Task
Collect all lines from the listing that include the string "Time".

+ + + +

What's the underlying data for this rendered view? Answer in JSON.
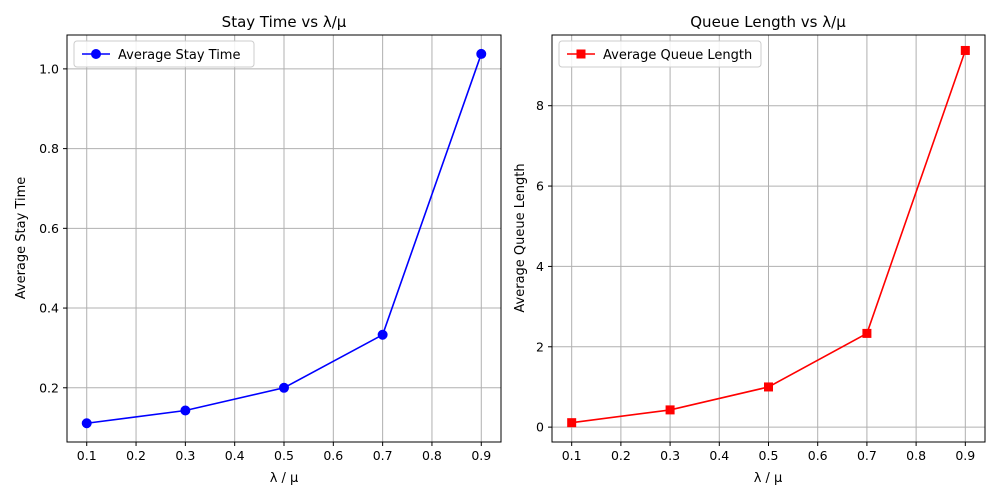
{
  "chart_data": [
    {
      "type": "line",
      "title": "Stay Time vs λ/μ",
      "xlabel": "λ / μ",
      "ylabel": "Average Stay Time",
      "x": [
        0.1,
        0.3,
        0.5,
        0.7,
        0.9
      ],
      "xlim": [
        0.06,
        0.94
      ],
      "ylim": [
        0.064,
        1.085
      ],
      "xticks": [
        0.1,
        0.2,
        0.3,
        0.4,
        0.5,
        0.6,
        0.7,
        0.8,
        0.9
      ],
      "xtick_labels": [
        "0.1",
        "0.2",
        "0.3",
        "0.4",
        "0.5",
        "0.6",
        "0.7",
        "0.8",
        "0.9"
      ],
      "yticks": [
        0.2,
        0.4,
        0.6,
        0.8,
        1.0
      ],
      "ytick_labels": [
        "0.2",
        "0.4",
        "0.6",
        "0.8",
        "1.0"
      ],
      "grid": true,
      "legend": "top-left",
      "series": [
        {
          "name": "Average Stay Time",
          "values": [
            0.111,
            0.143,
            0.2,
            0.333,
            1.0375
          ],
          "color": "#0000ff",
          "marker": "circle"
        }
      ]
    },
    {
      "type": "line",
      "title": "Queue Length vs λ/μ",
      "xlabel": "λ / μ",
      "ylabel": "Average Queue Length",
      "x": [
        0.1,
        0.3,
        0.5,
        0.7,
        0.9
      ],
      "xlim": [
        0.06,
        0.94
      ],
      "ylim": [
        -0.37,
        9.76
      ],
      "xticks": [
        0.1,
        0.2,
        0.3,
        0.4,
        0.5,
        0.6,
        0.7,
        0.8,
        0.9
      ],
      "xtick_labels": [
        "0.1",
        "0.2",
        "0.3",
        "0.4",
        "0.5",
        "0.6",
        "0.7",
        "0.8",
        "0.9"
      ],
      "yticks": [
        0,
        2,
        4,
        6,
        8
      ],
      "ytick_labels": [
        "0",
        "2",
        "4",
        "6",
        "8"
      ],
      "grid": true,
      "legend": "top-left",
      "series": [
        {
          "name": "Average Queue Length",
          "values": [
            0.111,
            0.429,
            1.0,
            2.333,
            9.375
          ],
          "color": "#ff0000",
          "marker": "square"
        }
      ]
    }
  ]
}
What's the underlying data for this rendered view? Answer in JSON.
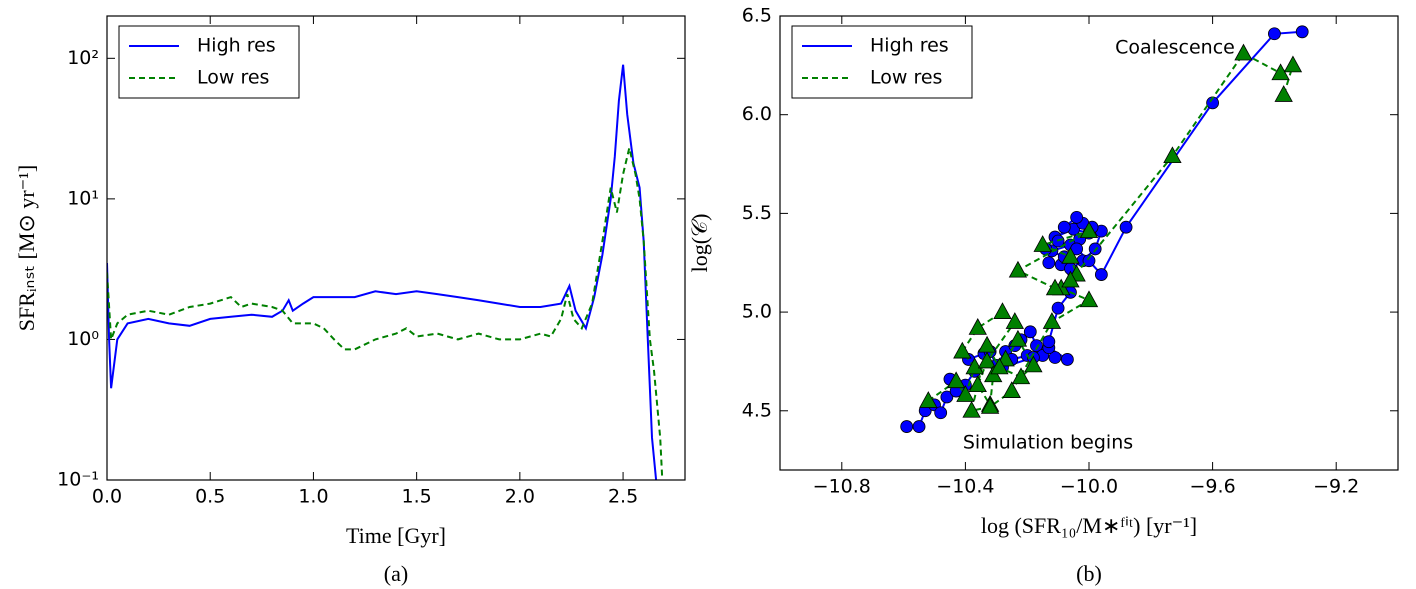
{
  "chart_data": [
    {
      "type": "line",
      "log_y": true,
      "legend": "upper left",
      "caption": "(a)",
      "xlabel": "Time [Gyr]",
      "ylabel": "SFRᵢₙₛₜ [M⊙ yr⁻¹]",
      "xlim": [
        0,
        2.8
      ],
      "ylim": [
        0.1,
        200
      ],
      "xticks": [
        {
          "value": 0,
          "label": "0.0"
        },
        0.5,
        {
          "value": 1,
          "label": "1.0"
        },
        1.5,
        {
          "value": 2,
          "label": "2.0"
        },
        2.5
      ],
      "yticks": [
        {
          "value": 0.1,
          "label": "10⁻¹"
        },
        {
          "value": 1,
          "label": "10⁰"
        },
        {
          "value": 10,
          "label": "10¹"
        },
        {
          "value": 100,
          "label": "10²"
        }
      ],
      "series": [
        {
          "name": "High res",
          "color": "#0000ff",
          "dash": false,
          "x": [
            0.0,
            0.01,
            0.02,
            0.05,
            0.1,
            0.2,
            0.3,
            0.4,
            0.5,
            0.6,
            0.7,
            0.8,
            0.85,
            0.88,
            0.9,
            0.95,
            1.0,
            1.1,
            1.2,
            1.3,
            1.4,
            1.5,
            1.6,
            1.7,
            1.8,
            1.9,
            2.0,
            2.1,
            2.2,
            2.24,
            2.27,
            2.32,
            2.36,
            2.4,
            2.44,
            2.46,
            2.48,
            2.5,
            2.52,
            2.55,
            2.58,
            2.6,
            2.62,
            2.64,
            2.66
          ],
          "values": [
            3.5,
            1.0,
            0.45,
            1.0,
            1.3,
            1.4,
            1.3,
            1.25,
            1.4,
            1.45,
            1.5,
            1.45,
            1.6,
            1.9,
            1.6,
            1.8,
            2.0,
            2.0,
            2.0,
            2.2,
            2.1,
            2.2,
            2.1,
            2.0,
            1.9,
            1.8,
            1.7,
            1.7,
            1.8,
            2.4,
            1.6,
            1.2,
            2.0,
            4.0,
            10,
            20,
            50,
            90,
            40,
            18,
            12,
            5,
            1.0,
            0.2,
            0.1
          ]
        },
        {
          "name": "Low res",
          "color": "#008000",
          "dash": true,
          "x": [
            0.0,
            0.02,
            0.05,
            0.1,
            0.2,
            0.3,
            0.4,
            0.5,
            0.6,
            0.65,
            0.7,
            0.8,
            0.85,
            0.9,
            1.0,
            1.05,
            1.1,
            1.15,
            1.2,
            1.3,
            1.4,
            1.45,
            1.5,
            1.6,
            1.7,
            1.8,
            1.9,
            2.0,
            2.1,
            2.15,
            2.2,
            2.23,
            2.26,
            2.3,
            2.35,
            2.4,
            2.44,
            2.47,
            2.5,
            2.53,
            2.56,
            2.58,
            2.6,
            2.63,
            2.65,
            2.68,
            2.69
          ],
          "values": [
            3.0,
            1.0,
            1.3,
            1.5,
            1.6,
            1.5,
            1.7,
            1.8,
            2.0,
            1.7,
            1.8,
            1.7,
            1.6,
            1.3,
            1.3,
            1.2,
            1.0,
            0.85,
            0.85,
            1.0,
            1.1,
            1.2,
            1.05,
            1.1,
            1.0,
            1.1,
            1.0,
            1.0,
            1.1,
            1.05,
            1.4,
            2.1,
            1.4,
            1.2,
            1.8,
            5,
            12,
            8,
            15,
            23,
            15,
            10,
            5,
            1.0,
            0.6,
            0.2,
            0.1
          ]
        }
      ]
    },
    {
      "type": "line",
      "log_y": false,
      "legend": "upper left",
      "caption": "(b)",
      "xlabel": "log (SFR₁₀/M∗ᶠⁱᵗ) [yr⁻¹]",
      "ylabel": "log(𝒞)",
      "annotations": [
        "Coalescence",
        "Simulation begins"
      ],
      "xlim": [
        -11.0,
        -9.0
      ],
      "ylim": [
        4.2,
        6.5
      ],
      "xticks": [
        {
          "value": -10.8,
          "label": "−10.8"
        },
        {
          "value": -10.4,
          "label": "−10.4"
        },
        {
          "value": -10.0,
          "label": "−10.0"
        },
        {
          "value": -9.6,
          "label": "−9.6"
        },
        {
          "value": -9.2,
          "label": "−9.2"
        }
      ],
      "yticks": [
        4.5,
        {
          "value": 5,
          "label": "5.0"
        },
        5.5,
        {
          "value": 6,
          "label": "6.0"
        },
        6.5
      ],
      "series": [
        {
          "name": "High res",
          "color": "#0000ff",
          "dash": false,
          "marker": "circle",
          "x": [
            -10.59,
            -10.55,
            -10.53,
            -10.5,
            -10.48,
            -10.46,
            -10.43,
            -10.45,
            -10.4,
            -10.37,
            -10.39,
            -10.34,
            -10.32,
            -10.3,
            -10.27,
            -10.24,
            -10.22,
            -10.19,
            -10.17,
            -10.15,
            -10.11,
            -10.07,
            -10.13,
            -10.2,
            -10.25,
            -10.28,
            -10.18,
            -10.13,
            -10.1,
            -10.06,
            -10.05,
            -10.09,
            -10.13,
            -10.12,
            -10.06,
            -10.03,
            -10.0,
            -10.05,
            -10.11,
            -10.14,
            -10.08,
            -10.06,
            -10.02,
            -9.98,
            -9.96,
            -9.99,
            -10.02,
            -10.04,
            -10.08,
            -10.1,
            -10.04,
            -10.0,
            -9.96,
            -9.88,
            -9.6,
            -9.4,
            -9.31
          ],
          "values": [
            4.42,
            4.42,
            4.5,
            4.53,
            4.49,
            4.57,
            4.6,
            4.66,
            4.63,
            4.7,
            4.76,
            4.79,
            4.8,
            4.73,
            4.8,
            4.83,
            4.86,
            4.9,
            4.83,
            4.78,
            4.77,
            4.76,
            4.82,
            4.78,
            4.76,
            4.72,
            4.77,
            4.85,
            5.02,
            5.1,
            5.2,
            5.24,
            5.25,
            5.31,
            5.34,
            5.37,
            5.4,
            5.42,
            5.38,
            5.32,
            5.28,
            5.22,
            5.26,
            5.32,
            5.41,
            5.43,
            5.45,
            5.48,
            5.43,
            5.36,
            5.32,
            5.26,
            5.19,
            5.43,
            6.06,
            6.41,
            6.42
          ]
        },
        {
          "name": "Low res",
          "color": "#008000",
          "dash": true,
          "marker": "triangle",
          "x": [
            -10.52,
            -10.43,
            -10.4,
            -10.37,
            -10.41,
            -10.36,
            -10.28,
            -10.24,
            -10.33,
            -10.36,
            -10.32,
            -10.31,
            -10.27,
            -10.23,
            -10.18,
            -10.22,
            -10.29,
            -10.33,
            -10.38,
            -10.32,
            -10.25,
            -10.12,
            -10.0,
            -10.09,
            -10.04,
            -10.06,
            -10.15,
            -10.0,
            -10.23,
            -10.11,
            -10.06,
            -9.73,
            -9.5,
            -9.38,
            -9.34,
            -9.37
          ],
          "values": [
            4.55,
            4.65,
            4.58,
            4.72,
            4.8,
            4.92,
            5.0,
            4.95,
            4.75,
            4.63,
            4.53,
            4.68,
            4.76,
            4.86,
            4.73,
            4.67,
            4.72,
            4.83,
            4.5,
            4.52,
            4.6,
            4.95,
            5.06,
            5.12,
            5.19,
            5.28,
            5.34,
            5.41,
            5.21,
            5.12,
            5.16,
            5.79,
            6.31,
            6.21,
            6.25,
            6.1
          ]
        }
      ]
    }
  ]
}
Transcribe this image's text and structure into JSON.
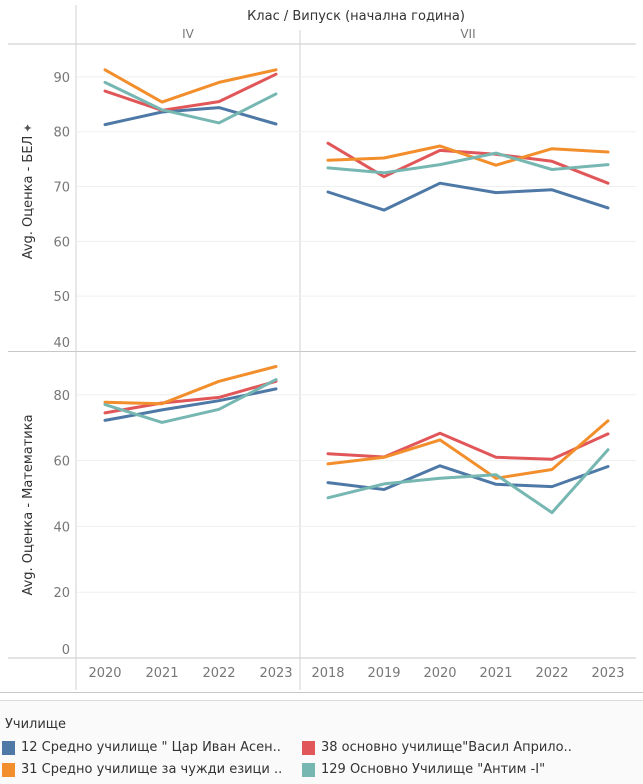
{
  "chart_data": {
    "type": "line",
    "header_title": "Клас  /  Випуск (начална година)",
    "columns": [
      {
        "label": "IV",
        "x": [
          "2020",
          "2021",
          "2022",
          "2023"
        ]
      },
      {
        "label": "VII",
        "x": [
          "2018",
          "2019",
          "2020",
          "2021",
          "2022",
          "2023"
        ]
      }
    ],
    "rows": [
      {
        "ylabel": "Avg. Оценка - БЕЛ",
        "ylim": [
          40,
          96
        ],
        "yticks": [
          40,
          50,
          60,
          70,
          80,
          90
        ],
        "pinned": true
      },
      {
        "ylabel": "Avg. Оценка - Математика",
        "ylim": [
          0,
          93
        ],
        "yticks": [
          0,
          20,
          40,
          60,
          80
        ]
      }
    ],
    "grid": true,
    "legend_title": "Училище",
    "legend_placement": "bottom",
    "series": [
      {
        "name": "12 Средно училище \" Цар Иван Асен..",
        "color": "#4e79a7",
        "values": [
          [
            [
              81.3,
              83.6,
              84.4,
              81.4
            ],
            [
              69.0,
              65.7,
              70.6,
              68.9,
              69.4,
              66.1
            ]
          ],
          [
            [
              72.2,
              75.4,
              78.2,
              81.8
            ],
            [
              53.3,
              51.2,
              58.4,
              52.8,
              52.1,
              58.2
            ]
          ]
        ]
      },
      {
        "name": "38 основно училище\"Васил Априло..",
        "color": "#e15759",
        "values": [
          [
            [
              87.4,
              83.9,
              85.5,
              90.5
            ],
            [
              77.9,
              71.8,
              76.6,
              75.9,
              74.6,
              70.6
            ]
          ],
          [
            [
              74.5,
              77.5,
              79.2,
              84.1
            ],
            [
              62.1,
              61.1,
              68.3,
              61.0,
              60.4,
              68.1
            ]
          ]
        ]
      },
      {
        "name": "31 Средно училище за чужди езици ..",
        "color": "#f28e2b",
        "values": [
          [
            [
              91.3,
              85.4,
              89.0,
              91.3
            ],
            [
              74.8,
              75.2,
              77.4,
              73.9,
              76.9,
              76.3
            ]
          ],
          [
            [
              77.7,
              77.3,
              84.1,
              88.6
            ],
            [
              59.0,
              61.0,
              66.3,
              54.6,
              57.3,
              72.1
            ]
          ]
        ]
      },
      {
        "name": "129 Основно Училище \"Антим -I\"",
        "color": "#76b7b2",
        "values": [
          [
            [
              89.0,
              84.0,
              81.6,
              86.9
            ],
            [
              73.4,
              72.5,
              74.0,
              76.1,
              73.1,
              74.0
            ]
          ],
          [
            [
              77.0,
              71.6,
              75.6,
              84.6
            ],
            [
              48.7,
              52.9,
              54.6,
              55.7,
              44.2,
              63.3
            ]
          ]
        ]
      }
    ]
  }
}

+ + + +

Correct output
      "title": "Stay Time vs λ/μ",
      "ylabel": "Average Stay Time",
          "name": "Average Stay Time",
      "xlabel": "Time [Gyr]",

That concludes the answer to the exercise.